Personal information
- Full name: Bernard René Michel Casoni
- Date of birth: 4 September 1961 (age 64)
- Place of birth: Cannes, France
- Height: 1.78 m (5 ft 10 in)
- Positions: Centre back; left back;

Youth career
- 1970–1980: Cannes

Senior career*
- Years: Team / Apps / (Gls)
- 1978–1984: Cannes / 126 / (8)
- 1984–1988: Toulon / 130 / (1)
- 1988–1989: Matra Racing / 27 / (1)
- 1989–1990: Toulon / 36 / (0)
- 1990–1996: Marseille / 169 / (3)
- Total:  / 488 / (13)

International career
- 1988–1992: France / 30 / (0)

Managerial career
- 1999–2000: Marseille
- 2001: Cannes
- 2002: Etoile du Sahel
- 2003: Stade Tunisien
- 2004–2005: Armenia
- 2005–2009: Bastia
- 2010–2012: Évian
- 2012: Club Africain
- 2012–2014: Auxerre
- 2014–2015: Valenciennes
- 2015: Videoton
- 2016–2017: Lorient
- 2017–2018: MC Alger
- 2018–2019: Al-Khor
- 2019: MC Alger
- 2020–2021: MC Oran
- 2021: MC Oujda
- 2021: IR Tanger
- 2023: Orléans

= Bernard Casoni =

French football manager (born 1961)

• Assignment A:
Does each statement agree with the Casoni profile? Answer yes or no for each, quoting the words that decide it. (i) Casoni was born in Cannes. (ii) Casoni scored no goals in 30 appearances for France. (iii) Casoni managed Armenia in 2010.
• Assignment B:
According to the Casoni profile, which club did he manage in 2023?
• Assignment C:
Transcribe the Casoni profile starting with "- Positions: Centre" and going on through "Toulon / 36 / (0)".
The records come from a separate source.

Items from a dataset

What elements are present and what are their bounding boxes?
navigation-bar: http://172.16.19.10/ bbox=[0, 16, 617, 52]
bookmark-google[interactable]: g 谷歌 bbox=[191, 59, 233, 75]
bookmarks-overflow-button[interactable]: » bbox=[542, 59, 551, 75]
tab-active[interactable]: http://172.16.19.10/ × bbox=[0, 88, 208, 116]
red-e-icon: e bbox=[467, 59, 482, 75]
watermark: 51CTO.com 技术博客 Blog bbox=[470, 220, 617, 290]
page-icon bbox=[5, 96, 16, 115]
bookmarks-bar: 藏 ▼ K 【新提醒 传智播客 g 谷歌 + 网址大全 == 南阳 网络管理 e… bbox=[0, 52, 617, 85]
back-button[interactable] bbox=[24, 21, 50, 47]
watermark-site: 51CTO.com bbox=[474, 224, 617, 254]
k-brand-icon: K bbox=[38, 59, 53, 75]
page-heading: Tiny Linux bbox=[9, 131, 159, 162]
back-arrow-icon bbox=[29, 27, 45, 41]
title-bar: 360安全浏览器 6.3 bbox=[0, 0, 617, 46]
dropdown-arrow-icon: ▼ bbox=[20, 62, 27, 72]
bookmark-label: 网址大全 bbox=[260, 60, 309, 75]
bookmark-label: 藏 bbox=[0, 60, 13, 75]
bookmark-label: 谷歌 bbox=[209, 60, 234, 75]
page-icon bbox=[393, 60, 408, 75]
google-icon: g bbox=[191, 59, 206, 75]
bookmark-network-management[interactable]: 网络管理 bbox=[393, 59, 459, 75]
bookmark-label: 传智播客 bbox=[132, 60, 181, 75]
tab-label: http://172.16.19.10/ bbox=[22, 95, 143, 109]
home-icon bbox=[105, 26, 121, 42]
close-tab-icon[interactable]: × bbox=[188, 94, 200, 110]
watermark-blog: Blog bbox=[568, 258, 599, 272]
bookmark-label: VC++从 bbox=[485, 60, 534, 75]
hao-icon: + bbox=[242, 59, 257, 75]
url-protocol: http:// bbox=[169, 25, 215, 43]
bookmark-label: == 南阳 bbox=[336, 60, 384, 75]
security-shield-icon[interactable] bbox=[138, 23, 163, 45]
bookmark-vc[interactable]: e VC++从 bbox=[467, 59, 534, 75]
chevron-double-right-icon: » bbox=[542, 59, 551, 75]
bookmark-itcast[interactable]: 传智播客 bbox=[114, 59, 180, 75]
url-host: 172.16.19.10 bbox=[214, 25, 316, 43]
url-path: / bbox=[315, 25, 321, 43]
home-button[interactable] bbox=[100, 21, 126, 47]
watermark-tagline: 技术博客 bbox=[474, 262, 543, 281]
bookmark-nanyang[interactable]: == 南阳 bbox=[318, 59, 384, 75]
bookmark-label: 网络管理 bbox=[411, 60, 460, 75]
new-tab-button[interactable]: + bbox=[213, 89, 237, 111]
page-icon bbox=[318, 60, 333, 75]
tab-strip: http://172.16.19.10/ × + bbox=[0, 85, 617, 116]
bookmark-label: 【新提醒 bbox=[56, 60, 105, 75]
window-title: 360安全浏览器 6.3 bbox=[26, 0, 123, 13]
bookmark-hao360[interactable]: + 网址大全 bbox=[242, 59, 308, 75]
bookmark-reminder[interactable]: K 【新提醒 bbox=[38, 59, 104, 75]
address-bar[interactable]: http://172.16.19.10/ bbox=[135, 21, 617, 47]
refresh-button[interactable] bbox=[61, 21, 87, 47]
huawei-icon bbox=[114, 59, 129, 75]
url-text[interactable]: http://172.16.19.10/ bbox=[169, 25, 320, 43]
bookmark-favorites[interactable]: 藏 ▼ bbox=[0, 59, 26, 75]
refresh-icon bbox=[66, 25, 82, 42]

• Exercise response A:
(i) Yes: "Place of birth: Cannes, France"
(ii) Yes: "1988–1992: France / 30 / (0)"
(iii) No: "2004–2005: Armenia"

• Exercise response B:
Orléans

• Exercise response C:
- Positions: Centre back; left back;

Youth career
- 1970–1980: Cannes

Senior career*
- Years: Team / Apps / (Gls)
- 1978–1984: Cannes / 126 / (8)
- 1984–1988: Toulon / 130 / (1)
- 1988–1989: Matra Racing / 27 / (1)
- 1989–1990: Toulon / 36 / (0)